Some records —
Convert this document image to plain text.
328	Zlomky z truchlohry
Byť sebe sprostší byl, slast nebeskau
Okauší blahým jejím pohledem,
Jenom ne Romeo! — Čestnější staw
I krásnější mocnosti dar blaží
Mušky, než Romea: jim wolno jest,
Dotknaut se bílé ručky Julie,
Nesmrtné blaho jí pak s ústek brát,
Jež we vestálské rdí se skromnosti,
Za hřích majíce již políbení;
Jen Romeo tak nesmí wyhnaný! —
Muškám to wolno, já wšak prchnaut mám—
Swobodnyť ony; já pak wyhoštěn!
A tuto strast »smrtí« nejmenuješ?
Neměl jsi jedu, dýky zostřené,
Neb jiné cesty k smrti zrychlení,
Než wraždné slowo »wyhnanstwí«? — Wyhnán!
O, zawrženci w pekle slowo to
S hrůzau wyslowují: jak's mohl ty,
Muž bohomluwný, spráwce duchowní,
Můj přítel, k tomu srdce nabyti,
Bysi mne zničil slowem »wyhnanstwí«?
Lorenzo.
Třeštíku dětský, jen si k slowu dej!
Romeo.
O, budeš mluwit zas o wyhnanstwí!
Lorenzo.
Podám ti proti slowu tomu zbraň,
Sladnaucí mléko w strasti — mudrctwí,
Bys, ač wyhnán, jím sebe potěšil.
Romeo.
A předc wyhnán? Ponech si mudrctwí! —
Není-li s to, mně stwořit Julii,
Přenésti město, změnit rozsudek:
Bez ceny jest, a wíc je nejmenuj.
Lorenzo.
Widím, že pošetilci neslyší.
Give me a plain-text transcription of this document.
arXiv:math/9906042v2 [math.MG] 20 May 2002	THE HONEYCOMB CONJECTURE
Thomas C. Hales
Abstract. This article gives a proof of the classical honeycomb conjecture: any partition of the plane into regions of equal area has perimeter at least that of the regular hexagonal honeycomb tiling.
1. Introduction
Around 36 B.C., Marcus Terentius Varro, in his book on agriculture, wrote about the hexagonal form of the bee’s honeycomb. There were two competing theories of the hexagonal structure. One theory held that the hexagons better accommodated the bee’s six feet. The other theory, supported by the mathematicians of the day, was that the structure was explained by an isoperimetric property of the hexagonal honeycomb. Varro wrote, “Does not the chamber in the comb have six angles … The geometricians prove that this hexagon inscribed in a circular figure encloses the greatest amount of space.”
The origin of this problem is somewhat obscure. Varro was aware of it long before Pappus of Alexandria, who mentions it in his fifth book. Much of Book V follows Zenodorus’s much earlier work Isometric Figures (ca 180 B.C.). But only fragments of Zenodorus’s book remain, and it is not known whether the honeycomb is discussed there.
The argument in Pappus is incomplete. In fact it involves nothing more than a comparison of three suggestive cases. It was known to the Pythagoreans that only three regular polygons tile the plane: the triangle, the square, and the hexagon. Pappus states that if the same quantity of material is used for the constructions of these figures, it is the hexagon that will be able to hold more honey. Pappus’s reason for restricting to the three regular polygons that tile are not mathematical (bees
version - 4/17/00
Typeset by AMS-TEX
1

THE REQUEST —
Copy only the stretch running from the line containing "Give me a plain-text" to the final line of the entries, both ends included, exactly as it stands.

WRITTEN RESPONSE —
Give me a plain-text transcription of this document.
arXiv:math/9906042v2 [math.MG] 20 May 2002	THE HONEYCOMB CONJECTURE
Thomas C. Hales
Abstract. This article gives a proof of the classical honeycomb conjecture: any partition of the plane into regions of equal area has perimeter at least that of the regular hexagonal honeycomb tiling.
1. Introduction
Around 36 B.C., Marcus Terentius Varro, in his book on agriculture, wrote about the hexagonal form of the bee’s honeycomb. There were two competing theories of the hexagonal structure. One theory held that the hexagons better accommodated the bee’s six feet. The other theory, supported by the mathematicians of the day, was that the structure was explained by an isoperimetric property of the hexagonal honeycomb. Varro wrote, “Does not the chamber in the comb have six angles … The geometricians prove that this hexagon inscribed in a circular figure encloses the greatest amount of space.”
The origin of this problem is somewhat obscure. Varro was aware of it long before Pappus of Alexandria, who mentions it in his fifth book. Much of Book V follows Zenodorus’s much earlier work Isometric Figures (ca 180 B.C.). But only fragments of Zenodorus’s book remain, and it is not known whether the honeycomb is discussed there.
The argument in Pappus is incomplete. In fact it involves nothing more than a comparison of three suggestive cases. It was known to the Pythagoreans that only three regular polygons tile the plane: the triangle, the square, and the hexagon. Pappus states that if the same quantity of material is used for the constructions of these figures, it is the hexagon that will be able to hold more honey. Pappus’s reason for restricting to the three regular polygons that tile are not mathematical (bees
version - 4/17/00
Typeset by AMS-TEX
1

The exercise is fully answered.